— Start —
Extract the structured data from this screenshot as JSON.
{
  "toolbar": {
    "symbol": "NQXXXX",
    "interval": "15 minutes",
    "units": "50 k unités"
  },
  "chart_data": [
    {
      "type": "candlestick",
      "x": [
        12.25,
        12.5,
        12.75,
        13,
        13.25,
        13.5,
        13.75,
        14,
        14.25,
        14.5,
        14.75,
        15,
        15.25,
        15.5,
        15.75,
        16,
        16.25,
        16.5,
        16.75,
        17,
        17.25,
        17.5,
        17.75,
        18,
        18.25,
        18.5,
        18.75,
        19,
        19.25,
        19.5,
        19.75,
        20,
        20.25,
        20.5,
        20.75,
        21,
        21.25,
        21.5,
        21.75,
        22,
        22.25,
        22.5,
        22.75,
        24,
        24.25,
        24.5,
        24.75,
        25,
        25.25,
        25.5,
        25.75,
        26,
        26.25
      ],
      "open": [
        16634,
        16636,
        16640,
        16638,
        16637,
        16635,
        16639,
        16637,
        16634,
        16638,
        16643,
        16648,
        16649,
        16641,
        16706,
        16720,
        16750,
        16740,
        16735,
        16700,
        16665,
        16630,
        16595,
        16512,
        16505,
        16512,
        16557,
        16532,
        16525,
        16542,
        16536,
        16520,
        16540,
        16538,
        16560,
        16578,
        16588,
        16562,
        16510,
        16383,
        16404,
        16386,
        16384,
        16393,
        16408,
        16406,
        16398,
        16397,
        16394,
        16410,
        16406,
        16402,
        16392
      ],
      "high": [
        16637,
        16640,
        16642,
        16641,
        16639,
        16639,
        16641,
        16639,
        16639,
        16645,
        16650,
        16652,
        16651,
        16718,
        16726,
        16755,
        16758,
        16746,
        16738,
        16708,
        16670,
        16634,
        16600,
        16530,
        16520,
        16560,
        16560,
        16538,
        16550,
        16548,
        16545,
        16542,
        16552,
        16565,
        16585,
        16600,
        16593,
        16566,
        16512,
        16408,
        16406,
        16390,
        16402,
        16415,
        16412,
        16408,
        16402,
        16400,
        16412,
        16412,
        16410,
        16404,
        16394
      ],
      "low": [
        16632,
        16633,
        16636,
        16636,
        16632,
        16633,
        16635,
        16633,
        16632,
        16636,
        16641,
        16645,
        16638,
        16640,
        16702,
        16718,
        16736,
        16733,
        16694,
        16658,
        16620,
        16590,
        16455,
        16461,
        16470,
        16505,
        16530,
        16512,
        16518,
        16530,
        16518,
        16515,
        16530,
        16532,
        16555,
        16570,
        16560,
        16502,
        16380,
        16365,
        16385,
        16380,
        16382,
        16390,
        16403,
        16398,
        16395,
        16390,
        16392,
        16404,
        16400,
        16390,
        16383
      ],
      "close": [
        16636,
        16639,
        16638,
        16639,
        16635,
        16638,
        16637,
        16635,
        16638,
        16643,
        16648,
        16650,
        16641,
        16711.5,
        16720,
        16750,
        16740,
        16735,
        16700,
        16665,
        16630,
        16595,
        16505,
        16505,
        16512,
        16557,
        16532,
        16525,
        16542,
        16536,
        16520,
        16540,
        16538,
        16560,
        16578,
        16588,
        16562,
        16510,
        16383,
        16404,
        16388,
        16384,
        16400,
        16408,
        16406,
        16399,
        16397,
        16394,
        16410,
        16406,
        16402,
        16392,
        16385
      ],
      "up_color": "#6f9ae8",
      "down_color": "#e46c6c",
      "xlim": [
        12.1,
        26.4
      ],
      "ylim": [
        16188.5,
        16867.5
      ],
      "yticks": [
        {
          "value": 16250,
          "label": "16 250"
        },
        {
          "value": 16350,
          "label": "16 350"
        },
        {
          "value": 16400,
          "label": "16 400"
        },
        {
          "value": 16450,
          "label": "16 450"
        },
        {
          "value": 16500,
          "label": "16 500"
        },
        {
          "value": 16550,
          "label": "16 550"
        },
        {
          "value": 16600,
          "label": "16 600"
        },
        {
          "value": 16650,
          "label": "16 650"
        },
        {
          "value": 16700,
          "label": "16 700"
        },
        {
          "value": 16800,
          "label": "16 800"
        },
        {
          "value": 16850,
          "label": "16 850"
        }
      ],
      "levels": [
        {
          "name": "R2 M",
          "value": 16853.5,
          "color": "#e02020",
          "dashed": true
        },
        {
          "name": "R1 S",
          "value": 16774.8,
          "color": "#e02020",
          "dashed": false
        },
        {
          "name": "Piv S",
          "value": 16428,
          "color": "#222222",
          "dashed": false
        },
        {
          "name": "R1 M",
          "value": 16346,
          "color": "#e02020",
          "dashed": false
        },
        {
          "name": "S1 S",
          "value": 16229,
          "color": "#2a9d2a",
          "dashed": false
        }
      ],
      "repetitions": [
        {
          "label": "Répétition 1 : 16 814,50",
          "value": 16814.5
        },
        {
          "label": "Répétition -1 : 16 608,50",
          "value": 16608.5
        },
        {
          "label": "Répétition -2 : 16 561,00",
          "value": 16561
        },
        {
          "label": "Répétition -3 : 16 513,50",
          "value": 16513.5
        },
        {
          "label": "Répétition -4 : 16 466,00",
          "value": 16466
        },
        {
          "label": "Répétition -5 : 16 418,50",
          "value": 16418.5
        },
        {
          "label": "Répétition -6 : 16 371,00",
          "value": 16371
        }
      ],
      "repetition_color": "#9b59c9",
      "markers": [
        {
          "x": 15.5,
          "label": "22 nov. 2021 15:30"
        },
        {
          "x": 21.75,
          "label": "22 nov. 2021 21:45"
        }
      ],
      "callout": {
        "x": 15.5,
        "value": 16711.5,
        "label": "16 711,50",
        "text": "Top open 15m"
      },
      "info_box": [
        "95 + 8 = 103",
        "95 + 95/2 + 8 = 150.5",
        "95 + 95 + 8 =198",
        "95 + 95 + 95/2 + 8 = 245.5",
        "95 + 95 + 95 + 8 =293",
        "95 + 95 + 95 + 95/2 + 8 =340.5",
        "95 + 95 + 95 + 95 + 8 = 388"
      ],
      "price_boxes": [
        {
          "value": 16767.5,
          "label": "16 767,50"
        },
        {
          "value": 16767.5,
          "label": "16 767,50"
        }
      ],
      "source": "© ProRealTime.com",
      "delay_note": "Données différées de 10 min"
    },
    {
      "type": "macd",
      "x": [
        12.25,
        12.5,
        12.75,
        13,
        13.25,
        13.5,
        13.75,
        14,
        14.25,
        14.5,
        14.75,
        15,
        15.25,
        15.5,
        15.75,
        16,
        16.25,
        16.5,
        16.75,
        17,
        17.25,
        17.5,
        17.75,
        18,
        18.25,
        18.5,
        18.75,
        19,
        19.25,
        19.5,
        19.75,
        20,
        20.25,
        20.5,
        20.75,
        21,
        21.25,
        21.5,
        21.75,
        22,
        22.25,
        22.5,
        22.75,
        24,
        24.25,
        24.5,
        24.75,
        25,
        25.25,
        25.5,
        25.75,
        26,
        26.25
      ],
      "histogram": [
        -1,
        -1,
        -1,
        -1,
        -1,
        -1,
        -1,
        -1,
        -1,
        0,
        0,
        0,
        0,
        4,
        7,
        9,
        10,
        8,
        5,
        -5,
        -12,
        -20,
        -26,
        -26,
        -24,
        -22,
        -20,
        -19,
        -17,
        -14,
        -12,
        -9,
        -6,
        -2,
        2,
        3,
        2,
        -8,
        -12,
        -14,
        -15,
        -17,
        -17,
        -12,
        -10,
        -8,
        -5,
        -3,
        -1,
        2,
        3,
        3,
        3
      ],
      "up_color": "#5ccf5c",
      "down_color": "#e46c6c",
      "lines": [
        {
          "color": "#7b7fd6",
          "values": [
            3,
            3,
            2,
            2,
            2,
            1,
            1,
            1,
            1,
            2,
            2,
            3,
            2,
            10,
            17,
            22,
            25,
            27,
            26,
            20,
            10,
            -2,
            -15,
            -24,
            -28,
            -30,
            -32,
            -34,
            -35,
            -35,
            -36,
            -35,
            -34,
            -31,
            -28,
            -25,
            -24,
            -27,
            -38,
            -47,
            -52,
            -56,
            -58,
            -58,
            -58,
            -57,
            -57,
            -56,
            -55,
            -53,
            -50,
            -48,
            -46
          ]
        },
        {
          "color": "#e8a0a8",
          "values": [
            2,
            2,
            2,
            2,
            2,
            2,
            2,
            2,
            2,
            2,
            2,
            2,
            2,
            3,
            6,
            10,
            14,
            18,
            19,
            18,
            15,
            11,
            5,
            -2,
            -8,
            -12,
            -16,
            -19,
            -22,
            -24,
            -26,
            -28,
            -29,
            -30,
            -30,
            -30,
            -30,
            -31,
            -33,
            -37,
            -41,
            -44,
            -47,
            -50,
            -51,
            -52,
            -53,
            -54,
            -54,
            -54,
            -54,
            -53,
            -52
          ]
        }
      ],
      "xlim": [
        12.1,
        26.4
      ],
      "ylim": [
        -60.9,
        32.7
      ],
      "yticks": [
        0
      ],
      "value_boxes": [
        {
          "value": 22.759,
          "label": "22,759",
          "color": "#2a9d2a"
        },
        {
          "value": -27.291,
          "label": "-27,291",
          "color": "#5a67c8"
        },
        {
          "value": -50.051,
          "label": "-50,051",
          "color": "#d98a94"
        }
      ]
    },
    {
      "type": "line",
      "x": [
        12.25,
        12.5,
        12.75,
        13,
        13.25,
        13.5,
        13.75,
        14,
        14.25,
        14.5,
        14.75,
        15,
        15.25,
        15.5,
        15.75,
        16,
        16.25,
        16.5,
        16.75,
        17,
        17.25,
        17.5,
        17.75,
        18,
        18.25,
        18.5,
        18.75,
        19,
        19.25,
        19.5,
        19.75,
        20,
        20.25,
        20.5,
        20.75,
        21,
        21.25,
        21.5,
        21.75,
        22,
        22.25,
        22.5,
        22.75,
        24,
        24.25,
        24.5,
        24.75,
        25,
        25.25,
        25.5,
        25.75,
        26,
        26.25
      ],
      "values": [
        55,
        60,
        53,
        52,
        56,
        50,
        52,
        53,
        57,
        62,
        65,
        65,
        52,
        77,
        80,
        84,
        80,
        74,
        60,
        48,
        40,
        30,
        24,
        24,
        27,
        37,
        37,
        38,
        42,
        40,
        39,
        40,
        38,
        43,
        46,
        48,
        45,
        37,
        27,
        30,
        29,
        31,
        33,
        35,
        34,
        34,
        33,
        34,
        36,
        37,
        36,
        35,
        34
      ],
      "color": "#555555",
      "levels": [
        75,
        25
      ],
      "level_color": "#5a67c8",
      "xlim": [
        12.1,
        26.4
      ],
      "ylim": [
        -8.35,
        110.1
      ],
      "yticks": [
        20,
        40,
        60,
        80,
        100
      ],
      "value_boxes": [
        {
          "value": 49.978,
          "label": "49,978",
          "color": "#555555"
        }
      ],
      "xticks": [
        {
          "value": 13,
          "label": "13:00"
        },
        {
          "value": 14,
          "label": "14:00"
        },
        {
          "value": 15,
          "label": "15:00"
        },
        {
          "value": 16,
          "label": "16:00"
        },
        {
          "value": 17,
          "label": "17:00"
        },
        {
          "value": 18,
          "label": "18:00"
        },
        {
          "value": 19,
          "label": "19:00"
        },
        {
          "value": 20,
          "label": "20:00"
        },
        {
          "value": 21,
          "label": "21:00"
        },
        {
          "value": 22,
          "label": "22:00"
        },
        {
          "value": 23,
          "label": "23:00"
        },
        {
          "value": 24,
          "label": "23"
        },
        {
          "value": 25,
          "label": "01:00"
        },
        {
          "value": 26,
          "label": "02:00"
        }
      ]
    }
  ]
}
— End —
### What the exercise asks
What is the number of lines in the data holding the word "name"? Reply with that number only.

### Full response
5